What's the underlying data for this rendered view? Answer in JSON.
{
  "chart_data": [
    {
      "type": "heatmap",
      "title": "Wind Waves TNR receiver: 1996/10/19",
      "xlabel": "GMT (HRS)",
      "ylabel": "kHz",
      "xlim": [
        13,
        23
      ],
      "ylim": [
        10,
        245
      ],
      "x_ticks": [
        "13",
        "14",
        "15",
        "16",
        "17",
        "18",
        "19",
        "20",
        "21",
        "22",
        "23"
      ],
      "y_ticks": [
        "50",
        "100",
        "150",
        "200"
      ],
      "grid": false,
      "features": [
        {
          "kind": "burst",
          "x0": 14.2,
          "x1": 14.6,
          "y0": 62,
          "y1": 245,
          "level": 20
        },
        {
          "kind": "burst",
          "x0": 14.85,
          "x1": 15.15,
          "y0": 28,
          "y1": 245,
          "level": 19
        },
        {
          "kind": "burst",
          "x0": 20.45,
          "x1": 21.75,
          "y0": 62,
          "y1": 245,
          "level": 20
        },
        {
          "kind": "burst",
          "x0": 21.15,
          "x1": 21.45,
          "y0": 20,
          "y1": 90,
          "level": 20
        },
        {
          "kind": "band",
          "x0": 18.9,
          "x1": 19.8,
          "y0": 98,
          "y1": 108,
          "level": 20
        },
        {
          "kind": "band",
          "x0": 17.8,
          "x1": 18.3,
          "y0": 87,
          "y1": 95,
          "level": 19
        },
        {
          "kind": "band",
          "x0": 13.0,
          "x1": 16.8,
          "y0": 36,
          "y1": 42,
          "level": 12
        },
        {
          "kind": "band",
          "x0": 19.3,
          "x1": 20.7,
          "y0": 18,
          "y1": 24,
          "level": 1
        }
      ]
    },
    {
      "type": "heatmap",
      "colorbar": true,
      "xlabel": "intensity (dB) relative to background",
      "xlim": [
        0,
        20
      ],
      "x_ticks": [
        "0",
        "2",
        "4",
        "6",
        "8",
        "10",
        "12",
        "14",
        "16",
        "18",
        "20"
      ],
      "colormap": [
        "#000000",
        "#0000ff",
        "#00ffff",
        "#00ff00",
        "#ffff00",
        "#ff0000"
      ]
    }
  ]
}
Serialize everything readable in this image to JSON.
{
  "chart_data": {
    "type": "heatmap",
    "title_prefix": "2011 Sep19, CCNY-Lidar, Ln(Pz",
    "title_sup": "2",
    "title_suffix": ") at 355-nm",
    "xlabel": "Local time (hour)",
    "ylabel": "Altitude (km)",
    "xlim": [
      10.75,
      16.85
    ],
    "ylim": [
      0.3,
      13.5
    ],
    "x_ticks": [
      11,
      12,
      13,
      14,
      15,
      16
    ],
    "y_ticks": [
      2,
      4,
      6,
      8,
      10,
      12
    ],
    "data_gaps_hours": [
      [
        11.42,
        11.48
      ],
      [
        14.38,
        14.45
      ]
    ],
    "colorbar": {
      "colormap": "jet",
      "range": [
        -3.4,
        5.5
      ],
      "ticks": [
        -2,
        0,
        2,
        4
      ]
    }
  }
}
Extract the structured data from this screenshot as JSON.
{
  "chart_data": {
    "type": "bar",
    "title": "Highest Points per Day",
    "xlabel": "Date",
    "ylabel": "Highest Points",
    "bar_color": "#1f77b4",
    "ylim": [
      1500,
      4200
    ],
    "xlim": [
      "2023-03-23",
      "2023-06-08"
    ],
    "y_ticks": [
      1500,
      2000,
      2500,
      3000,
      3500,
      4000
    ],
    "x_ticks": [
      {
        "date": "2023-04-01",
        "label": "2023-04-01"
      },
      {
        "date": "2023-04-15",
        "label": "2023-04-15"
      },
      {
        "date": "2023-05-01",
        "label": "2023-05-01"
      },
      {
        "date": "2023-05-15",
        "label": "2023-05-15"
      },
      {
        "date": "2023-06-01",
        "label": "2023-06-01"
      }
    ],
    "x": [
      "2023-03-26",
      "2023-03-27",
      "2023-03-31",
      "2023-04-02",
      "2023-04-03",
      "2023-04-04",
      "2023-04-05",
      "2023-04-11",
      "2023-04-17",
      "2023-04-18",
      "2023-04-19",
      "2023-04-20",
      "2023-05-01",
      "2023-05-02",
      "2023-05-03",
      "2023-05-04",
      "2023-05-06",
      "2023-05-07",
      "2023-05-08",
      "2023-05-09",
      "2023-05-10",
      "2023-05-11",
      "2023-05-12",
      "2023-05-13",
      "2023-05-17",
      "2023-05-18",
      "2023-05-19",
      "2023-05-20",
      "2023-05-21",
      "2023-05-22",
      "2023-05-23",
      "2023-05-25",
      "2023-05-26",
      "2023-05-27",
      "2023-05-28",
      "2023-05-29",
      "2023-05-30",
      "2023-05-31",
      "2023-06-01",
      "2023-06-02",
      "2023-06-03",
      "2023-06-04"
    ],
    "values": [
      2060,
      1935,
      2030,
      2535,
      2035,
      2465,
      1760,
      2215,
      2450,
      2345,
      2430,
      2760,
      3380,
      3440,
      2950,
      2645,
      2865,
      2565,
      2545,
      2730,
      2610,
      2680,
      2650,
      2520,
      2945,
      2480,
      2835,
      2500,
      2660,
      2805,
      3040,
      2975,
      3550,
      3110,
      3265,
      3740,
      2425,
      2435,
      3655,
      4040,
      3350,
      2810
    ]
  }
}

- _Task brief_: Which lines hold the word "xlabel"? Copy all of them.

- _Solution for this exercise_:
      "xlabel": "GMT (HRS)",
      "xlabel": "intensity (dB) relative to background",
    "xlabel": "Local time (hour)",
    "xlabel": "Date",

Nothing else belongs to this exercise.